- _Set problem_:
Read the lines that follow and tally those with the word "JSON"; give the number and nothing else.

• • • •

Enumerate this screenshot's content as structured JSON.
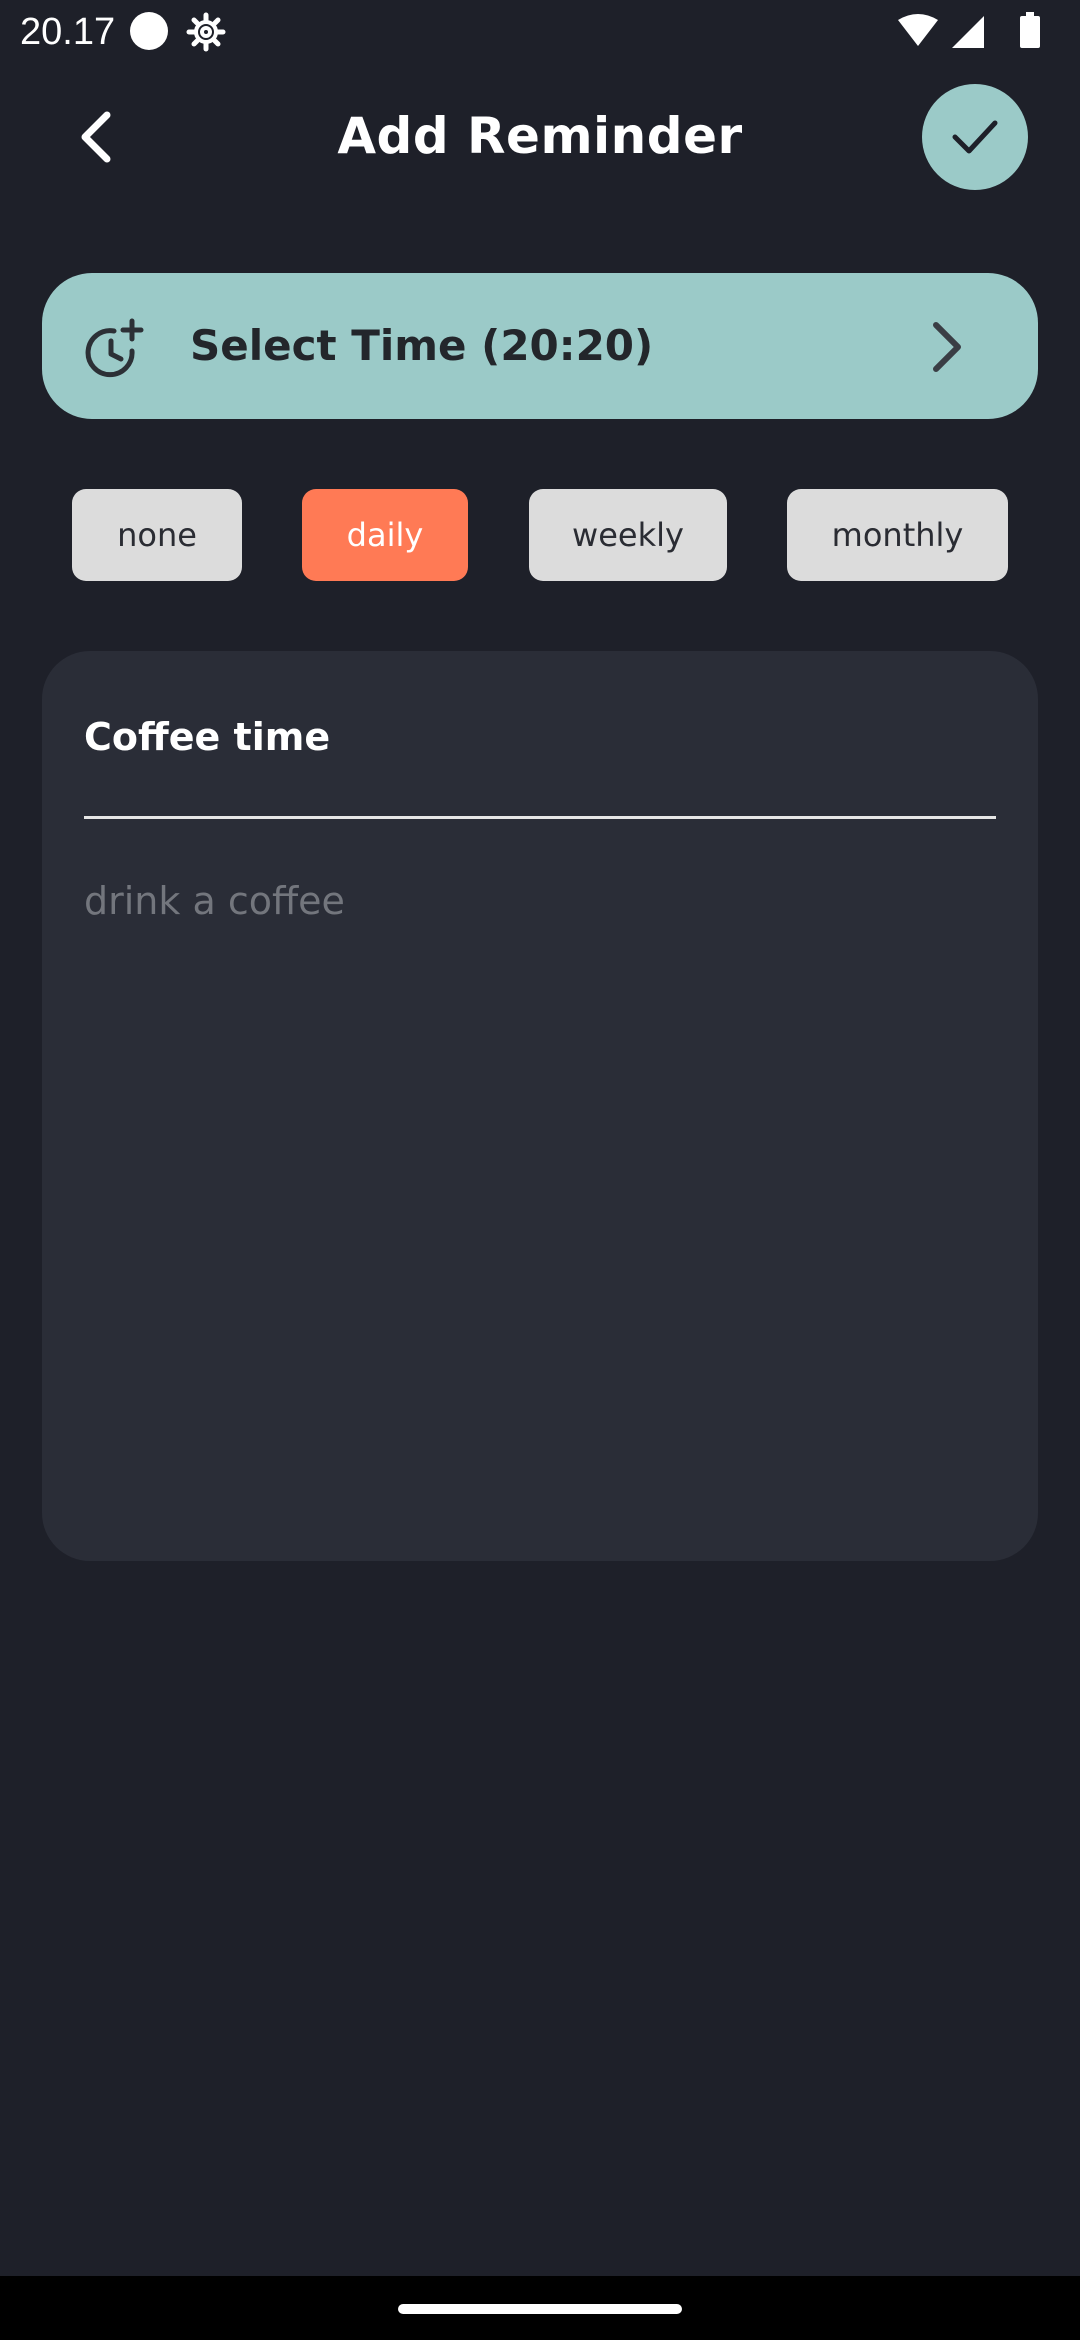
{
  "status_bar": {
    "time": "20.17",
    "icons": [
      "circle-icon",
      "gear-icon",
      "wifi-icon",
      "signal-icon",
      "battery-icon"
    ]
  },
  "header": {
    "title": "Add Reminder",
    "back_icon": "chevron-left-icon",
    "confirm_icon": "check-icon"
  },
  "time_selector": {
    "label": "Select Time (20:20)",
    "icon": "clock-plus-icon",
    "arrow_icon": "chevron-right-icon"
  },
  "repeat": {
    "options": [
      {
        "label": "none",
        "selected": false
      },
      {
        "label": "daily",
        "selected": true
      },
      {
        "label": "weekly",
        "selected": false
      },
      {
        "label": "monthly",
        "selected": false
      }
    ]
  },
  "note": {
    "title": "Coffee time",
    "body_placeholder": "drink a coffee"
  },
  "colors": {
    "background": "#1e2029",
    "accent_teal": "#9bcac8",
    "accent_orange": "#ff7a55",
    "card": "#2a2d37"
  }
}
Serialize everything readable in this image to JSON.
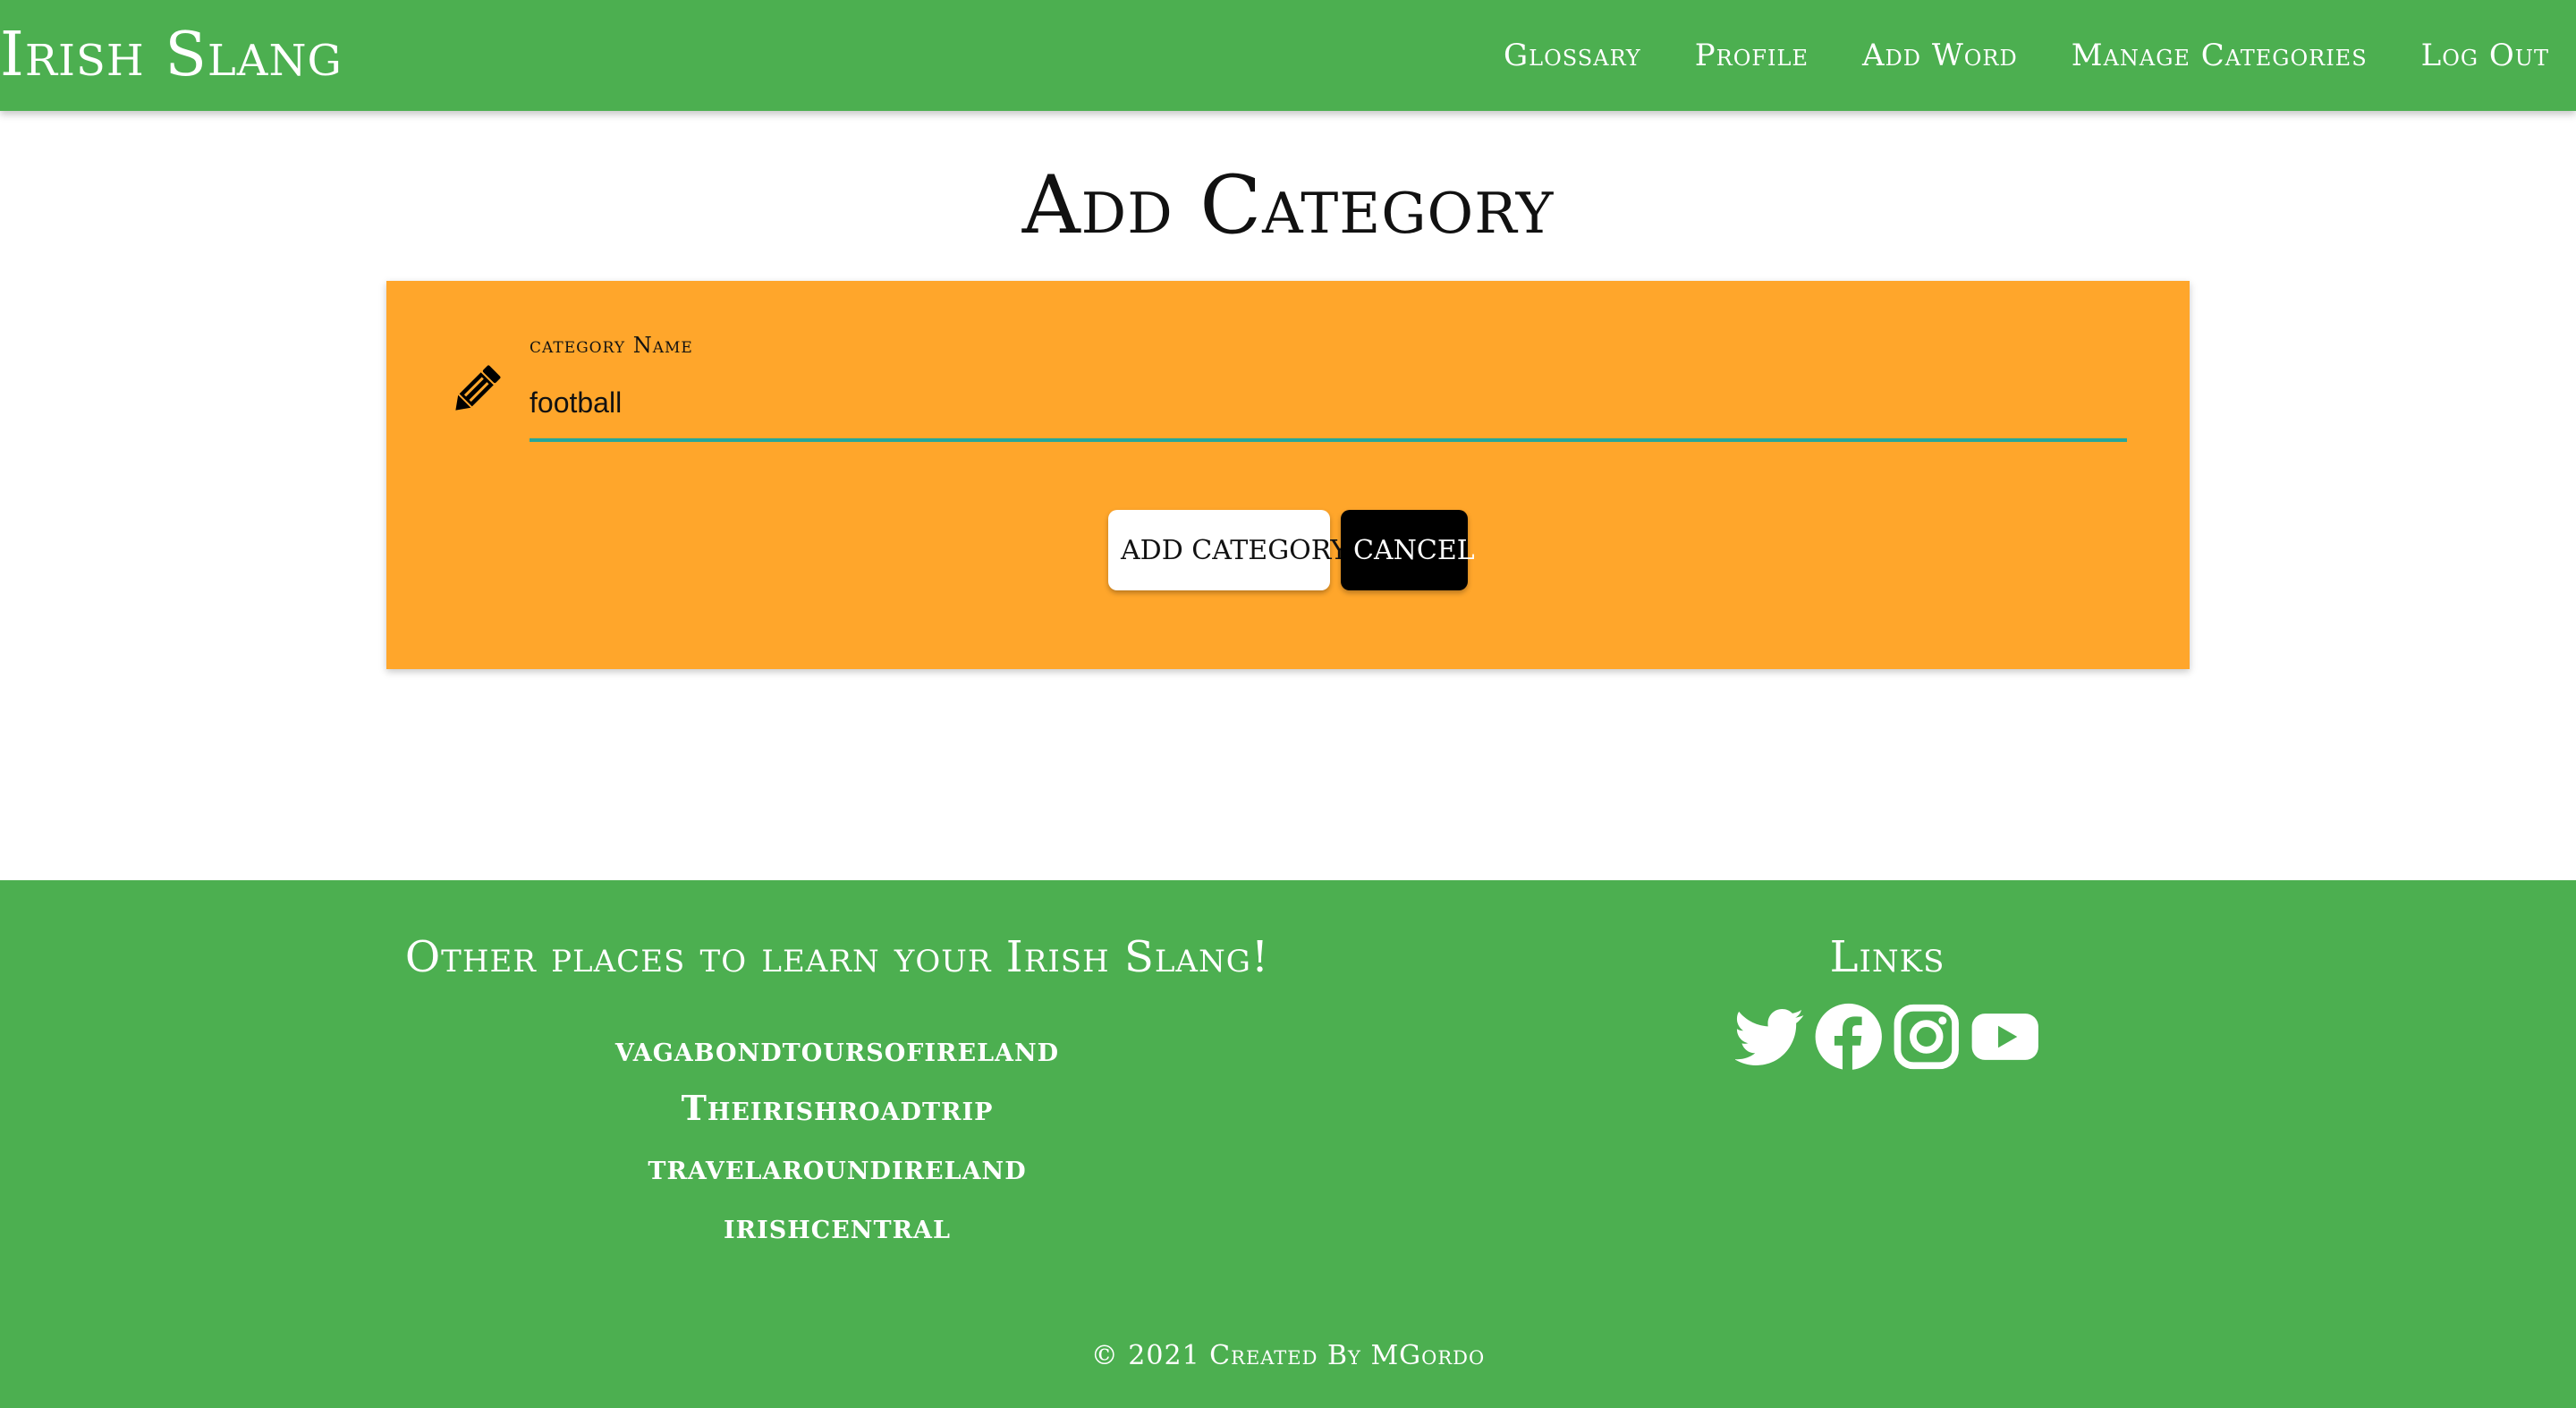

• • • •

- _The reply_:
2